(Extracted data entries)
-*-

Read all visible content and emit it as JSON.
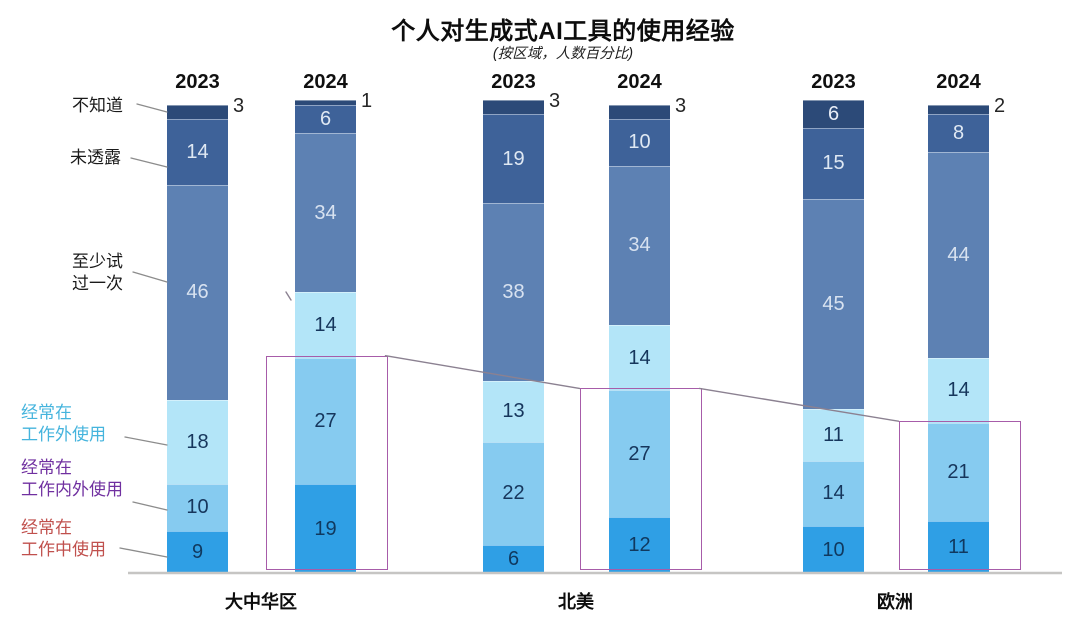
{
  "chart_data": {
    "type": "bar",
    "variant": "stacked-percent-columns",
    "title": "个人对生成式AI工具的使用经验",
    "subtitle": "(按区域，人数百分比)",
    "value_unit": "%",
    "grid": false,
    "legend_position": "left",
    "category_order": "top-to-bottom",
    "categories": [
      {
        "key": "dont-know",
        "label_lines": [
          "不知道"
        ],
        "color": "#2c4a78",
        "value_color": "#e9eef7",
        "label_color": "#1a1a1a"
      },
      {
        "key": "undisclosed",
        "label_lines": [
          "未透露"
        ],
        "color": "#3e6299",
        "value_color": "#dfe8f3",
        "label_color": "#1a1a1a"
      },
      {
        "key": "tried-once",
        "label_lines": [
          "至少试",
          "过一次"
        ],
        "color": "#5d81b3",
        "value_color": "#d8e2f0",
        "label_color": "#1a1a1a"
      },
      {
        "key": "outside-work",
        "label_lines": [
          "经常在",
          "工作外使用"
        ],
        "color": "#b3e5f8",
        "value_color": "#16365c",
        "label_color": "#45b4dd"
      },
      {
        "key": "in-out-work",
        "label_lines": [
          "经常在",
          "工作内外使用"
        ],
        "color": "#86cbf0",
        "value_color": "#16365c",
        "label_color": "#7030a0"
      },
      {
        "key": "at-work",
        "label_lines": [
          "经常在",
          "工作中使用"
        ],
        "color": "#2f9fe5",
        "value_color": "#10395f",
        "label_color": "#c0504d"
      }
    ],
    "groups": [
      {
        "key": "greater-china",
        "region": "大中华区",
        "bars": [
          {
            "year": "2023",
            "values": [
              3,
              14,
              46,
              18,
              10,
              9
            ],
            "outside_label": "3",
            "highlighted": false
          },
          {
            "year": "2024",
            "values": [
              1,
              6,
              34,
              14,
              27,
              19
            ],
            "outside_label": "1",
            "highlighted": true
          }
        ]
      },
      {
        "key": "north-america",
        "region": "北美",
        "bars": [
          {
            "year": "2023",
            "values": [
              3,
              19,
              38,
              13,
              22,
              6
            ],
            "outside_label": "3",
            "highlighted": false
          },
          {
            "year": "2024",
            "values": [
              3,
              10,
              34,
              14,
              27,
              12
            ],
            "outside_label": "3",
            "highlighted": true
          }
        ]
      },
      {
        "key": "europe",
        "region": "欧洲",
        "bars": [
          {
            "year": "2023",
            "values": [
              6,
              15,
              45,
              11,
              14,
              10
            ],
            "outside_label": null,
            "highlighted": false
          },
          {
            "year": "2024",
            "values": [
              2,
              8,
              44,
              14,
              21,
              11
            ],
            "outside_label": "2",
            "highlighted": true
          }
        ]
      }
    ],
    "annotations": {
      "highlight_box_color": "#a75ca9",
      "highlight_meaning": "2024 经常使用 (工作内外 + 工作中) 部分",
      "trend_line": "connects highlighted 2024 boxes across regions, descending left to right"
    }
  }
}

-*-

Each line in the listing above that contains "work" should be copied.

        "key": "outside-work",
        "key": "in-out-work",
        "key": "at-work",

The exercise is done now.